> [What is needed]: Write the listing below out again exactly, dropping the images.

> [Entries]:
## BEGIN
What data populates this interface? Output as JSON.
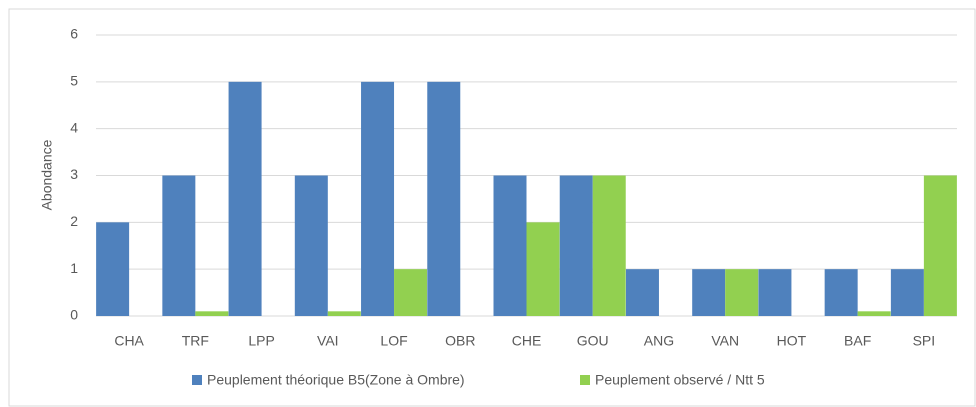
{
  "chart_data": {
    "type": "bar",
    "y_label": "Abondance",
    "categories": [
      "CHA",
      "TRF",
      "LPP",
      "VAI",
      "LOF",
      "OBR",
      "CHE",
      "GOU",
      "ANG",
      "VAN",
      "HOT",
      "BAF",
      "SPI"
    ],
    "series": [
      {
        "name": "Peuplement théorique B5(Zone à Ombre)",
        "color": "#4f81bd",
        "values": [
          2,
          3,
          5,
          3,
          5,
          5,
          3,
          3,
          1,
          1,
          1,
          1,
          1
        ]
      },
      {
        "name": "Peuplement observé / Ntt 5",
        "color": "#92d050",
        "values": [
          0,
          0.1,
          0,
          0.1,
          1,
          0,
          2,
          3,
          0,
          1,
          0,
          0.1,
          3
        ]
      }
    ],
    "ylim": [
      0,
      6
    ],
    "yticks": [
      0,
      1,
      2,
      3,
      4,
      5,
      6
    ],
    "grid": true
  }
}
## END
> [Answer to this problem]:
What data populates this interface? Output as JSON.
{
  "chart_data": {
    "type": "bar",
    "y_label": "Abondance",
    "categories": [
      "CHA",
      "TRF",
      "LPP",
      "VAI",
      "LOF",
      "OBR",
      "CHE",
      "GOU",
      "ANG",
      "VAN",
      "HOT",
      "BAF",
      "SPI"
    ],
    "series": [
      {
        "name": "Peuplement théorique B5(Zone à Ombre)",
        "color": "#4f81bd",
        "values": [
          2,
          3,
          5,
          3,
          5,
          5,
          3,
          3,
          1,
          1,
          1,
          1,
          1
        ]
      },
      {
        "name": "Peuplement observé / Ntt 5",
        "color": "#92d050",
        "values": [
          0,
          0.1,
          0,
          0.1,
          1,
          0,
          2,
          3,
          0,
          1,
          0,
          0.1,
          3
        ]
      }
    ],
    "ylim": [
      0,
      6
    ],
    "yticks": [
      0,
      1,
      2,
      3,
      4,
      5,
      6
    ],
    "grid": true
  }
}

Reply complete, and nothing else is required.